__SET EXERCISE__.
Using the listing below, give the number of lines where "吾将上下而求索" appears, and nothing else.

__SUPPLIED MATERIAL__.
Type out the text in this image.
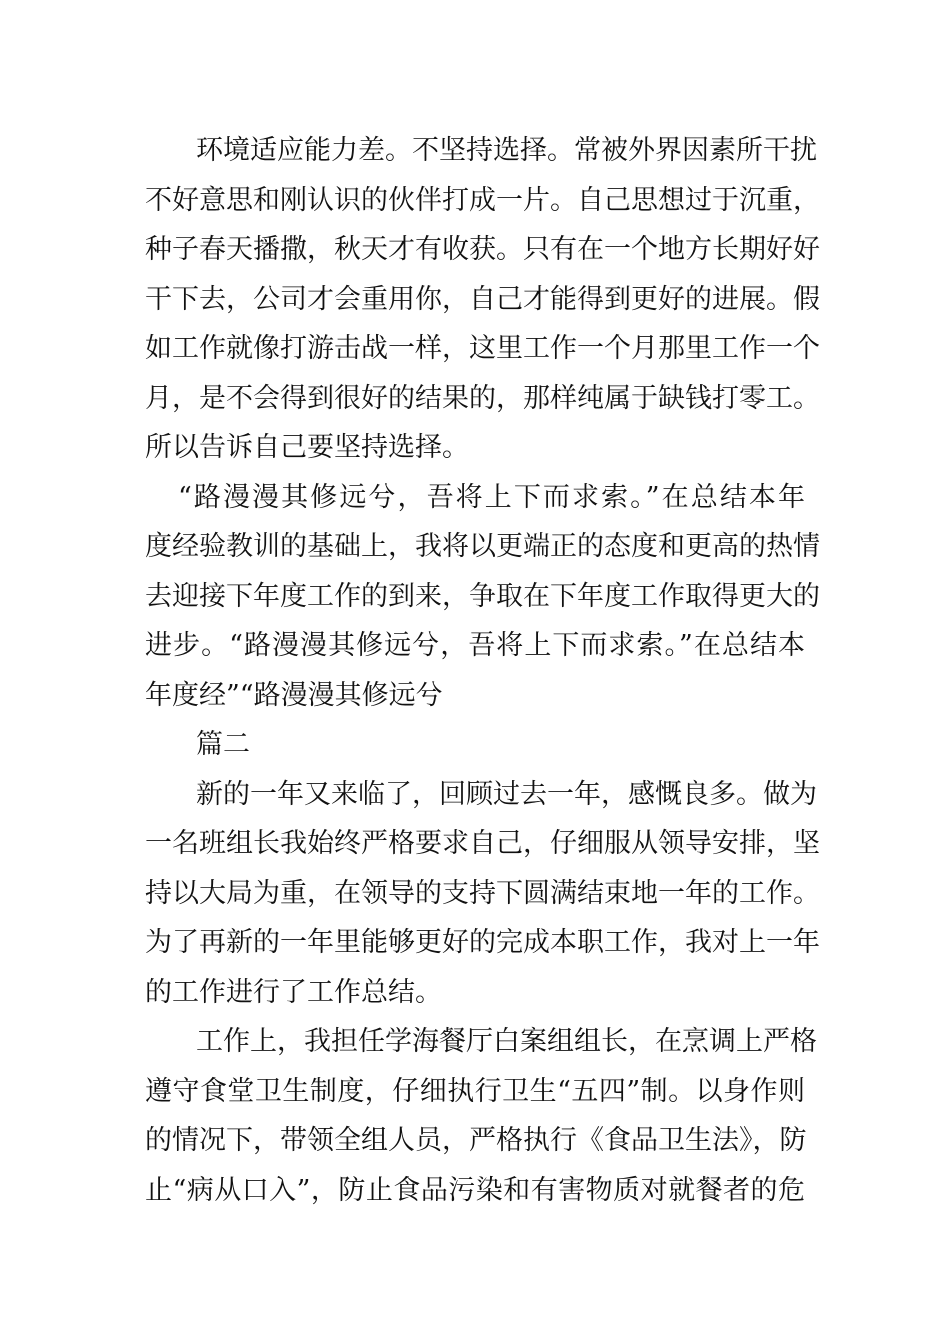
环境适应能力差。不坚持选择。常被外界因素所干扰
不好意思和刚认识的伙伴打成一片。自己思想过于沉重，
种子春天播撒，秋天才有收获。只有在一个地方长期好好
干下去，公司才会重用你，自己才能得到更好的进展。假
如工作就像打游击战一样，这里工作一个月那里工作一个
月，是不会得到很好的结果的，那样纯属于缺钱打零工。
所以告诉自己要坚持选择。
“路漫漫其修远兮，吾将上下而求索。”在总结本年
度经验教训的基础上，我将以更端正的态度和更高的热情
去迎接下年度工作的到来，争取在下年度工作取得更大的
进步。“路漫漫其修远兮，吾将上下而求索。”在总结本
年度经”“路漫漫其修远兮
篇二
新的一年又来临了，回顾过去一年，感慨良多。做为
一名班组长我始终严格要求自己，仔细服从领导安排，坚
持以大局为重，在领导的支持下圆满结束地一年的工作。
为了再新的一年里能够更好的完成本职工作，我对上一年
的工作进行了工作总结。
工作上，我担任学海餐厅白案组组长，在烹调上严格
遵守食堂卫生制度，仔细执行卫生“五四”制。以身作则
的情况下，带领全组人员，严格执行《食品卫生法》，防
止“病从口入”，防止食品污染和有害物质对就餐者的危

==

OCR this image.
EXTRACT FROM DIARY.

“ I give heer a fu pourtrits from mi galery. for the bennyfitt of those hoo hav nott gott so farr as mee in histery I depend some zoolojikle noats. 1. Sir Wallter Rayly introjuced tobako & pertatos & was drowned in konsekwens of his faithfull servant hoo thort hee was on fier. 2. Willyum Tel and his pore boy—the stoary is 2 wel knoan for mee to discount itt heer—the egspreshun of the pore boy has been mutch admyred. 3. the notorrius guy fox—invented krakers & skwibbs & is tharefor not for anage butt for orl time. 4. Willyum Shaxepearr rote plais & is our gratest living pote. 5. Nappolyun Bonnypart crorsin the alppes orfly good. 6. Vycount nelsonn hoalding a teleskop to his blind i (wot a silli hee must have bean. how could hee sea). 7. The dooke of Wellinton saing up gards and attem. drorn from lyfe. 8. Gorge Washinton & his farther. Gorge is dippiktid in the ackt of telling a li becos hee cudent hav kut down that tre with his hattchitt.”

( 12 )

__TASK RESULT__.
2